Data entries:
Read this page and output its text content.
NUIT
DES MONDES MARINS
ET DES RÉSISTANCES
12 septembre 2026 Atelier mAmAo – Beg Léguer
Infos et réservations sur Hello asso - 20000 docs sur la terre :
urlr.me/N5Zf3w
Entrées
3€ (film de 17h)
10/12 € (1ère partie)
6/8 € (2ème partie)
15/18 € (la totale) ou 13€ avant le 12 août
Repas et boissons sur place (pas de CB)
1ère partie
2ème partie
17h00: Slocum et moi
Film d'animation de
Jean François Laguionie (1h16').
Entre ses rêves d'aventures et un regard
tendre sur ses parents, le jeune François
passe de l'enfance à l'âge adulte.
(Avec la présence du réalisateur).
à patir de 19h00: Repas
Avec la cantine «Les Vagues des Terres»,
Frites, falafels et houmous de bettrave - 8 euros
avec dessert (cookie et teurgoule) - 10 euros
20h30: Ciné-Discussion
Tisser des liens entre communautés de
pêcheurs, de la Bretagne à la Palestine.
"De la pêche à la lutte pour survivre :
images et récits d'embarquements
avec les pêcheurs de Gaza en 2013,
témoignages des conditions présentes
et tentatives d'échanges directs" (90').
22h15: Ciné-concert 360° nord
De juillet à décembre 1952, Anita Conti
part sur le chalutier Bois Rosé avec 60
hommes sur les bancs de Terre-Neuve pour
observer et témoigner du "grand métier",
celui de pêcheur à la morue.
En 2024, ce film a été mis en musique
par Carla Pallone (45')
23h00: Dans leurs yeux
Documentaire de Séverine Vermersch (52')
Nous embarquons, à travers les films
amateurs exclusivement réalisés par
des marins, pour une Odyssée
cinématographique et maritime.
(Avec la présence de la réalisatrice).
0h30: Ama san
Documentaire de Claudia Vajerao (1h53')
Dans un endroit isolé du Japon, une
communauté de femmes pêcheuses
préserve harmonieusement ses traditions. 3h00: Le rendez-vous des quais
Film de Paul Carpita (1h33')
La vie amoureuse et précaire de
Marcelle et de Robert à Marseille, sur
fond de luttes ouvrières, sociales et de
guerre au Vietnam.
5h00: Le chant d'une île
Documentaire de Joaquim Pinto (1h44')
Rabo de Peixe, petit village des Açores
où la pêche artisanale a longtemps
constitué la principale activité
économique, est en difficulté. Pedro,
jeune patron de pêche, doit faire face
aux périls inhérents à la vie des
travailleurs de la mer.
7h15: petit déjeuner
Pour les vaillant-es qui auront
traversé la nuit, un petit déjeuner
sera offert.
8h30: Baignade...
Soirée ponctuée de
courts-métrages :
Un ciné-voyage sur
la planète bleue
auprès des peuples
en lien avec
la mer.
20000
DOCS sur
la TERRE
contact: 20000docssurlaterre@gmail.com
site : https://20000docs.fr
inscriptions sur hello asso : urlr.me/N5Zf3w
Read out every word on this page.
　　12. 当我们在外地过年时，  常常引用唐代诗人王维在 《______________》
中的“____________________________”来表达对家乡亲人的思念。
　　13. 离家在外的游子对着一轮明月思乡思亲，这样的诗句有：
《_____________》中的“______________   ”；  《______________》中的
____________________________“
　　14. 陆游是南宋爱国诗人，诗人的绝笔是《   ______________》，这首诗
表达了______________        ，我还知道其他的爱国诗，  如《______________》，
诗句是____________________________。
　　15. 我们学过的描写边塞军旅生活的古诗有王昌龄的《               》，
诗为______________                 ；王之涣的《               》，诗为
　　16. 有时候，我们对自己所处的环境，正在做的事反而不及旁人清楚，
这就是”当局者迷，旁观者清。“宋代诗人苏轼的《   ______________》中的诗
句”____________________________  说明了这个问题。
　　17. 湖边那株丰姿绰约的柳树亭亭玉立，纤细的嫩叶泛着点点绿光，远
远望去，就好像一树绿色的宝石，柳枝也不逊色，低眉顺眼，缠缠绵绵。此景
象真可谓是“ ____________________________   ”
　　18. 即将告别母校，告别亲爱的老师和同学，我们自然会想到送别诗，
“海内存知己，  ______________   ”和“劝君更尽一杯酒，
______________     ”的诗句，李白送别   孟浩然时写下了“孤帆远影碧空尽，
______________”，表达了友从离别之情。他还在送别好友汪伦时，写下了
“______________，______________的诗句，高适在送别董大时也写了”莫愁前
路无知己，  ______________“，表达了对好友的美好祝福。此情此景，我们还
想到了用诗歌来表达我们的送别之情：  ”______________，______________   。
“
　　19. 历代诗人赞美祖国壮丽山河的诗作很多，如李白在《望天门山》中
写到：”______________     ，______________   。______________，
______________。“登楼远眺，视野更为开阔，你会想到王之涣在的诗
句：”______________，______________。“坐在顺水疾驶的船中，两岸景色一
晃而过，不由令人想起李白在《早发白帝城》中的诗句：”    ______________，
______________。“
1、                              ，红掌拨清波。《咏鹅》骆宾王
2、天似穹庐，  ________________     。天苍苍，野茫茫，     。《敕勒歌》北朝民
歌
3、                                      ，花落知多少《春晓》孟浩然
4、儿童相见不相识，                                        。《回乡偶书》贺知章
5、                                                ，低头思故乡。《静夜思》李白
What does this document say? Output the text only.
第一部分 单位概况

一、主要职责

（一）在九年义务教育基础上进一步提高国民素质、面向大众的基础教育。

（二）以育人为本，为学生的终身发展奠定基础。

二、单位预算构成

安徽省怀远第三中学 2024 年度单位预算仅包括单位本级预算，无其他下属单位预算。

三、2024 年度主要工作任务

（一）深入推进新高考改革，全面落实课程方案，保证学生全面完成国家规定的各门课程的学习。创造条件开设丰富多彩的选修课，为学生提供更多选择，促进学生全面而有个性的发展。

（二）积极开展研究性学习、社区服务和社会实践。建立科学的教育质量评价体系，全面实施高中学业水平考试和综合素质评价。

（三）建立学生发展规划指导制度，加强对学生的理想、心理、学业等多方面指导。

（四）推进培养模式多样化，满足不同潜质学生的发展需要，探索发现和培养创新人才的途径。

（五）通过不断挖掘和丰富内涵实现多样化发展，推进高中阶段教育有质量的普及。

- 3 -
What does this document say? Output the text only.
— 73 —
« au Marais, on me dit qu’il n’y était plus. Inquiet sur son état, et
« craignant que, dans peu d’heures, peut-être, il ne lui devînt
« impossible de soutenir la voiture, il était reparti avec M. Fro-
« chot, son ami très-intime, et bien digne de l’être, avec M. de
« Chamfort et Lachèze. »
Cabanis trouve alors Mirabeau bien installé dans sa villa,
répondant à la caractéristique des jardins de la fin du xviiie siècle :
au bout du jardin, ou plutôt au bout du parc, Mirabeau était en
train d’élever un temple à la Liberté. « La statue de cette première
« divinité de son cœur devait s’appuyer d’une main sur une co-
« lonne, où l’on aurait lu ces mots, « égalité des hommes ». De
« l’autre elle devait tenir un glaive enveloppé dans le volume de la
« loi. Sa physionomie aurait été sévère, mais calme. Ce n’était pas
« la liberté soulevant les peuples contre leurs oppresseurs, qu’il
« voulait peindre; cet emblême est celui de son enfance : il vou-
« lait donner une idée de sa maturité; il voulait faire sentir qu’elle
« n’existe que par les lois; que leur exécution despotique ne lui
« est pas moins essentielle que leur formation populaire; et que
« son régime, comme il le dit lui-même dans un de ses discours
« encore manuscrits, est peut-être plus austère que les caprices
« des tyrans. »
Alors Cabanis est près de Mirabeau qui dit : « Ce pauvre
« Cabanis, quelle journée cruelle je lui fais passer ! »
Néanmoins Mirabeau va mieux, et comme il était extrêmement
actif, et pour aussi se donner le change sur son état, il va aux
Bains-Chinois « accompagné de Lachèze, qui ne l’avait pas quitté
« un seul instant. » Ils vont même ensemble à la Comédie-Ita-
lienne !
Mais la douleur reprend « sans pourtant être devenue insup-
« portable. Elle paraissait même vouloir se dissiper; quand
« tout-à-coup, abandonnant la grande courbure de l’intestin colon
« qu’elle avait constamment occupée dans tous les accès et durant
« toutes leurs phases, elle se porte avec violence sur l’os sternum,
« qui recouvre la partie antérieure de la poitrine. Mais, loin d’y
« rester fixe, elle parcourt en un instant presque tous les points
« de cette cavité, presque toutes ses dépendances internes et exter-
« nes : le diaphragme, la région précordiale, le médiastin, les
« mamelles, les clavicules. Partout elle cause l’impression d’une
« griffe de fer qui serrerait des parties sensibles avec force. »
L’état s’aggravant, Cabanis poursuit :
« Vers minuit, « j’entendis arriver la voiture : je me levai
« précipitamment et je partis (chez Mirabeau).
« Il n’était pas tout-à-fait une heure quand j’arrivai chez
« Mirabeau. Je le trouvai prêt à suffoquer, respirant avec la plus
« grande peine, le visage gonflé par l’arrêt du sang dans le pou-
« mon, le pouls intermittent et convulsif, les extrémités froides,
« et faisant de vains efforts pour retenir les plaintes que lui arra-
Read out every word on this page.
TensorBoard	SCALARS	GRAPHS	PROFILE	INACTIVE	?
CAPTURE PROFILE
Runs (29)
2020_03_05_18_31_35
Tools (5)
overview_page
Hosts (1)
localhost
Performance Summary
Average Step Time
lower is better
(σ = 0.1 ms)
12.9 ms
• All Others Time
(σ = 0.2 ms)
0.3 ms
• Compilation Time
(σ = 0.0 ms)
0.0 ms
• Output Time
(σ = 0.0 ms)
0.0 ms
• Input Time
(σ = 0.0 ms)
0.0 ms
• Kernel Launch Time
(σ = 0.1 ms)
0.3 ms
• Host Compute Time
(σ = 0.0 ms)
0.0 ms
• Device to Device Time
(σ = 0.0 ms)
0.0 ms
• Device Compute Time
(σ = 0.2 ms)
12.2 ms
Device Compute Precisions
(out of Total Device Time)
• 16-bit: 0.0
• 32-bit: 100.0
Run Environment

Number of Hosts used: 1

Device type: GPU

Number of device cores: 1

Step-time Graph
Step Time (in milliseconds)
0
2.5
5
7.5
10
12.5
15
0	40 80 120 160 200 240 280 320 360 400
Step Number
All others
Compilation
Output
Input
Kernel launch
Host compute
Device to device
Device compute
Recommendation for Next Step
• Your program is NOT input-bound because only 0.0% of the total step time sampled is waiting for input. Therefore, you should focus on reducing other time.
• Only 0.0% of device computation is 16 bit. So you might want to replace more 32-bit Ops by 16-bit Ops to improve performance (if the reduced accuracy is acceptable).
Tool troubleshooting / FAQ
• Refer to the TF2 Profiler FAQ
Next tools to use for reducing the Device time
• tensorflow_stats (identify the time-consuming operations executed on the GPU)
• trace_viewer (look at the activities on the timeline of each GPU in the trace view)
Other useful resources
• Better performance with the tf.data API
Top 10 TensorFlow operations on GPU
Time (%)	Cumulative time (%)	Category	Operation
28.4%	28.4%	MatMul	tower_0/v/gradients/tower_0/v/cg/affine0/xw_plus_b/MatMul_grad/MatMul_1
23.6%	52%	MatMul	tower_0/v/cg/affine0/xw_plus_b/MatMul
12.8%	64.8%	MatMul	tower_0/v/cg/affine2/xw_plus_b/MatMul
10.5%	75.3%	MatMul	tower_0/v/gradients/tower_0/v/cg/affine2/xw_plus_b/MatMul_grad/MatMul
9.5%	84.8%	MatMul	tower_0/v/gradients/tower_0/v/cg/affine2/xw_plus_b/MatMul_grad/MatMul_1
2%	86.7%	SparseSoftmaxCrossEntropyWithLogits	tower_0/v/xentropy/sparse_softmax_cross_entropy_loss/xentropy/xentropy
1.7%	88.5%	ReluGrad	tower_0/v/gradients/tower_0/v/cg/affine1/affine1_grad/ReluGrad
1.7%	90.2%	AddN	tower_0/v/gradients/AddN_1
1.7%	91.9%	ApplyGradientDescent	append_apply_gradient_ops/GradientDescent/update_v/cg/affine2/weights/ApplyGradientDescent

• **Problem to solve**
Locate the lines above that hold the word "pêcheurs". Show every one of them.

• **Solution to this problem**
pêcheurs, de la Bretagne à la Palestine.
avec les pêcheurs de Gaza en 2013,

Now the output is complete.